(Data records)

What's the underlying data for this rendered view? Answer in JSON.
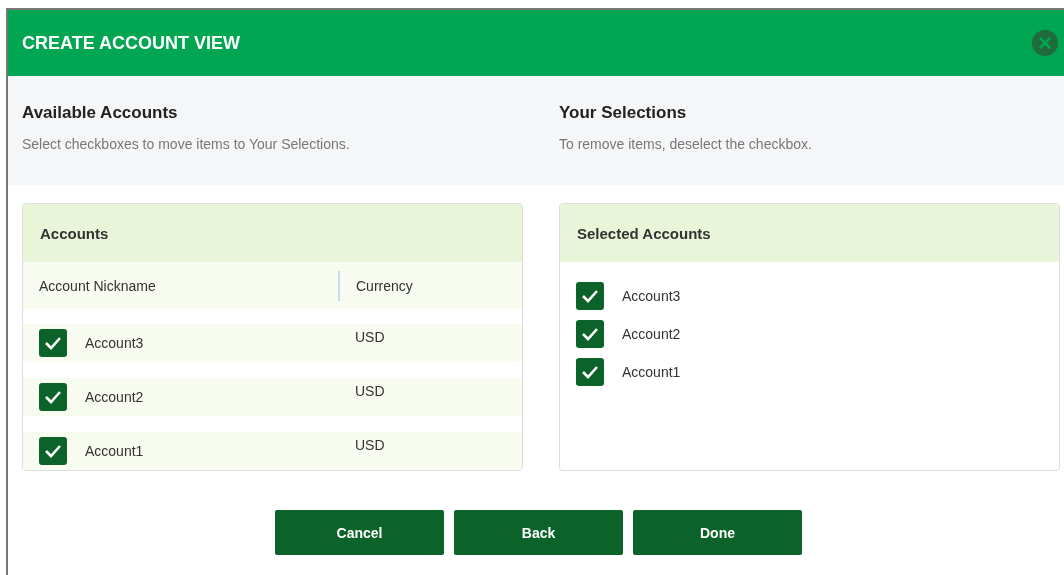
{
  "dialog": {
    "title": "CREATE ACCOUNT VIEW"
  },
  "available": {
    "heading": "Available Accounts",
    "hint": "Select checkboxes to move items to Your Selections."
  },
  "selections": {
    "heading": "Your Selections",
    "hint": "To remove items, deselect the checkbox."
  },
  "accounts_table": {
    "title": "Accounts",
    "columns": [
      "Account Nickname",
      "Currency"
    ],
    "rows": [
      {
        "nickname": "Account3",
        "currency": "USD",
        "checked": true
      },
      {
        "nickname": "Account2",
        "currency": "USD",
        "checked": true
      },
      {
        "nickname": "Account1",
        "currency": "USD",
        "checked": true
      }
    ]
  },
  "selected_accounts": {
    "title": "Selected Accounts",
    "items": [
      {
        "name": "Account3",
        "checked": true
      },
      {
        "name": "Account2",
        "checked": true
      },
      {
        "name": "Account1",
        "checked": true
      }
    ]
  },
  "buttons": [
    "Cancel",
    "Back",
    "Done"
  ]
}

■ **YOUR OBJECTIVE**
Set each line of the records down exactly, leaving every picture out.

■ **RESPONSE TO THE TASK**
What's the underlying data for this rendered view? Answer in JSON.
{
  "dialog": {
    "title": "CREATE ACCOUNT VIEW"
  },
  "available": {
    "heading": "Available Accounts",
    "hint": "Select checkboxes to move items to Your Selections."
  },
  "selections": {
    "heading": "Your Selections",
    "hint": "To remove items, deselect the checkbox."
  },
  "accounts_table": {
    "title": "Accounts",
    "columns": [
      "Account Nickname",
      "Currency"
    ],
    "rows": [
      {
        "nickname": "Account3",
        "currency": "USD",
        "checked": true
      },
      {
        "nickname": "Account2",
        "currency": "USD",
        "checked": true
      },
      {
        "nickname": "Account1",
        "currency": "USD",
        "checked": true
      }
    ]
  },
  "selected_accounts": {
    "title": "Selected Accounts",
    "items": [
      {
        "name": "Account3",
        "checked": true
      },
      {
        "name": "Account2",
        "checked": true
      },
      {
        "name": "Account1",
        "checked": true
      }
    ]
  },
  "buttons": [
    "Cancel",
    "Back",
    "Done"
  ]
}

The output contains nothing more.